● **PASSAGE**

To compare the effectiveness of infused ondansetron, olanzapine, and palonosetron for the treatment of breakthrough chemotherapy-induced nausea and vomiting (CINV) in recipients of hematopoietic stem cell transplantation (HSCT)
Randomized, open-label, prospective study
Olanzapine is an effective treatment for breakthrough CINV after an allogeneic or autologous hematopoietic stem cell transplantation when used with standard prophylaxis of ondansetron and aprepitant.
For the treatment of breakthrough CINV in recipients of HSCT receiving prophylactic ondansetron and aprepitant, olanzapine is superior to palonosteron and ondansetron. This is an indication to include this as a part of patients' antiemetic regimens.
Nainis, N., Paice, J.A., Ratner, J., Wirth, J.H., Lai, J., & Shott, S. (2005). Relieving symptoms in cancer: Innovative use of art therapy. Journal of Pain and Symptom Management, 31, 162–169.
The intervention was a one-hour art therapy session administered by a registered art therapist/counselor.
The study reported on a sample of 50 adult inpatients with cancer.
A quasi-experimental design was used.
Change in anxiety scores was reported on both the STAI-S and ESAS (no p values were reported).
Naing, C., Aung, K., Racloz, V., & Yeoh, P.N. (2013). Safety and efficacy of transdermal buprenorphine for the relief of cancer pain. Journal of Cancer Research and Clinical Oncology, 139, 1963–1970.
STUDY PURPOSE: To determine the efficacy and safety of transdermal buprenorphine for treating cancer pain
TYPE OF STUDY: Meta-analysis a systematic review
DATABASES USED: MEDLINE, EMBASE, CINAHL, and the Cochrane Library up to May 2013
KEYWORDS: Search terms for the cancer type, including gastrointestinal, bladder, breast, stomach, colon, prostate, and lung; search term for buprenorphine
INCLUSION CRITERIA: Patients with cancer; RCTs; comparison of transdermal buprenorphine to placebo or any comparator drug; changes in cancer pain intensity measured by verbal rating scales, visual analog scales, numerical rating scales, or questionnaires
EXCLUSION CRITERIA: Sample size of less than 10 patients; pain that was not directly linked to the development of cancer or its treatment (i.e., chemotherapy-induced neuropathic pain); pain related to surgical procedures
TOTAL REFERENCES RETRIEVED = 212
EVALUATION METHOD AND COMMENTS ON LITERATURE USED: The quality of the studies was assessed by two reviewers using the domain-based evaluation.
Two studies of patients whose pain relief was at least satisfactory at all time points found a significant difference between transdermal buprenorphine and placebo in all three doses of transdermal buprenorphine, 35.5, 52.5, or 70 micrograms per hour (RR 1.74, 95% Cl 1.31–2.32; I2 0%). Pain-free sleep was improved in two studies comparing transdermal buprenorphine to placebo (RR 1.25, 95% Cl 0.84–1.88; I2 0%). Adverse effects such as nausea, vomiting, and constipation were less with transdermal buprenorphine compared to fentanyl, morphine, or placebo.

(Page segmentation data)

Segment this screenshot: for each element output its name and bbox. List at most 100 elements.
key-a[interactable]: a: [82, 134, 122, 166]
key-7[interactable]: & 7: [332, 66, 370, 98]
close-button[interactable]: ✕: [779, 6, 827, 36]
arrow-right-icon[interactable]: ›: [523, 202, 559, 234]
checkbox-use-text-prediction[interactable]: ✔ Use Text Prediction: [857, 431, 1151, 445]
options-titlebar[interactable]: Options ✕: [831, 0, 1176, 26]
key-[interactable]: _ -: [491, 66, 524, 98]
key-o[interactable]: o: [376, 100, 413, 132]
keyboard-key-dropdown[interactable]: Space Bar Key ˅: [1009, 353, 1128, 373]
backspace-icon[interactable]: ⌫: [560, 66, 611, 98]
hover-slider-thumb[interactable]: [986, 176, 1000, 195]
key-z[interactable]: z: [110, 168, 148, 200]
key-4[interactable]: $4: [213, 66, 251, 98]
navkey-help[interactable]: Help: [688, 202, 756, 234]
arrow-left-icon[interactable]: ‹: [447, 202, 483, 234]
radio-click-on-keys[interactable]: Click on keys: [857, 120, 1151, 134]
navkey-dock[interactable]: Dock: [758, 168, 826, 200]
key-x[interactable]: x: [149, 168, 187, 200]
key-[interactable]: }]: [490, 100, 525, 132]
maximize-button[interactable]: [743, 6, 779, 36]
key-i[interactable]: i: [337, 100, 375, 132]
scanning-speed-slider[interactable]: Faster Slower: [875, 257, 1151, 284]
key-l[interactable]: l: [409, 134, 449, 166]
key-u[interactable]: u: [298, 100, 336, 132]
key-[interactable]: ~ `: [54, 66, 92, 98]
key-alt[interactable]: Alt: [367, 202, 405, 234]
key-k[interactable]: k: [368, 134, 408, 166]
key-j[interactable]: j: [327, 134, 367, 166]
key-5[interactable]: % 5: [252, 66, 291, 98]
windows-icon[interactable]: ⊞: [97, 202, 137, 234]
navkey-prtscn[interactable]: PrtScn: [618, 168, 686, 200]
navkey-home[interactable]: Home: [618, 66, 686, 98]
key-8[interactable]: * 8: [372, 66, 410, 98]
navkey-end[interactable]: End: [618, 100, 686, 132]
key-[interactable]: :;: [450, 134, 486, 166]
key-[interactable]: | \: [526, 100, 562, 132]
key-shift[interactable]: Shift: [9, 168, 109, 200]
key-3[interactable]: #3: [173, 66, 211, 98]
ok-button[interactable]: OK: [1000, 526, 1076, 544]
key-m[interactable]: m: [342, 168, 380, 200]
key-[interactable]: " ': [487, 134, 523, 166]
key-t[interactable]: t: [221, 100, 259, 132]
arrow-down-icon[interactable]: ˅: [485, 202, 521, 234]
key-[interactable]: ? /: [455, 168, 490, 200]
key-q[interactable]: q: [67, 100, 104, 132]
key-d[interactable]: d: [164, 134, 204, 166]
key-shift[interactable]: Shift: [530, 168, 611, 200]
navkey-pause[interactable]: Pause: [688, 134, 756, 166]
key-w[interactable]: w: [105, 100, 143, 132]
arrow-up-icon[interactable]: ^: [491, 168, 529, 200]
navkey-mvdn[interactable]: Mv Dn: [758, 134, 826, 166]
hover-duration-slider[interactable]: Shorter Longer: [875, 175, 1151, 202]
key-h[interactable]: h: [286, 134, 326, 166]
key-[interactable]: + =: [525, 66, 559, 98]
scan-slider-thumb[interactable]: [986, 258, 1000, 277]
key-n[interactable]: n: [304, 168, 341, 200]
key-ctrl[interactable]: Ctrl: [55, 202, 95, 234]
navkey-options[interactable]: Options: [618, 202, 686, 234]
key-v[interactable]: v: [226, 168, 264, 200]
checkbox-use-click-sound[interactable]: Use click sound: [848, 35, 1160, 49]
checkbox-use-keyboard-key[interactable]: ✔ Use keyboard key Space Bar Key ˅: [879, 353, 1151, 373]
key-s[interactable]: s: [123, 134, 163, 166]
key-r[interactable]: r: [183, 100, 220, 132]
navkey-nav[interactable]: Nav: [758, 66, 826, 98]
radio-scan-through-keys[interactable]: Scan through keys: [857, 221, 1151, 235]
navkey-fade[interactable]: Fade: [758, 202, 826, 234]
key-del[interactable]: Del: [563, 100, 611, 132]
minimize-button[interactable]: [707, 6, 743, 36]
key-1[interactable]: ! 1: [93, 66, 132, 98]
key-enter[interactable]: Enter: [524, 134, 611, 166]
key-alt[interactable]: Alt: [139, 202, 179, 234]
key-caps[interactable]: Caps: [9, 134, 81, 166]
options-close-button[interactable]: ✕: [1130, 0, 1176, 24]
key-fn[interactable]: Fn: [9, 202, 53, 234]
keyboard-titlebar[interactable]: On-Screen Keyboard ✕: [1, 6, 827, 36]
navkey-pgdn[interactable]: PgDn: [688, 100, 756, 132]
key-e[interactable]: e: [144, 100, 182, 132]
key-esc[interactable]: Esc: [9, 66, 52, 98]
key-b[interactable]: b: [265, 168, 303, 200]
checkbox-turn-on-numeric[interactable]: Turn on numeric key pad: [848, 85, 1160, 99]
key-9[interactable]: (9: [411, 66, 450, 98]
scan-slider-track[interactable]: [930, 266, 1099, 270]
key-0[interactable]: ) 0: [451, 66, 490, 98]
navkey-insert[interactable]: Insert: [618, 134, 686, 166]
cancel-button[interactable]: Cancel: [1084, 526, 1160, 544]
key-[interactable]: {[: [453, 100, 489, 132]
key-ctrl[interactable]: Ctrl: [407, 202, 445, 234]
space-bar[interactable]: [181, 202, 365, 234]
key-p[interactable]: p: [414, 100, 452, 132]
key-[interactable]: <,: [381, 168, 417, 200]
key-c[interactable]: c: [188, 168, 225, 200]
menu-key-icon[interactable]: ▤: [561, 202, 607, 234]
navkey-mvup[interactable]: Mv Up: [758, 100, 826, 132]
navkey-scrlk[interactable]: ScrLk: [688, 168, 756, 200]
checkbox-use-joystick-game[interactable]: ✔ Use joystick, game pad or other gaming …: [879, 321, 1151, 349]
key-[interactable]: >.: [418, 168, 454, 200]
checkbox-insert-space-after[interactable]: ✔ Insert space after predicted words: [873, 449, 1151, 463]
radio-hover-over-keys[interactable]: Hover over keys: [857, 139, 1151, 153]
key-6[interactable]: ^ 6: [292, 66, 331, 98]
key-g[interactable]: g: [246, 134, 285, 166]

● **DESCRIPTION OF THE TASK**
Print the passage on cancer treatment studies word for word, starting at "To compare the" and ending after "patients' antiemetic regimens.". This material comes from a separate source.

● **TASK RESPONSE**
To compare the effectiveness of infused ondansetron, olanzapine, and palonosetron for the treatment of breakthrough chemotherapy-induced nausea and vomiting (CINV) in recipients of hematopoietic stem cell transplantation (HSCT)
Randomized, open-label, prospective study
Olanzapine is an effective treatment for breakthrough CINV after an allogeneic or autologous hematopoietic stem cell transplantation when used with standard prophylaxis of ondansetron and aprepitant.
For the treatment of breakthrough CINV in recipients of HSCT receiving prophylactic ondansetron and aprepitant, olanzapine is superior to palonosteron and ondansetron. This is an indication to include this as a part of patients' antiemetic regimens.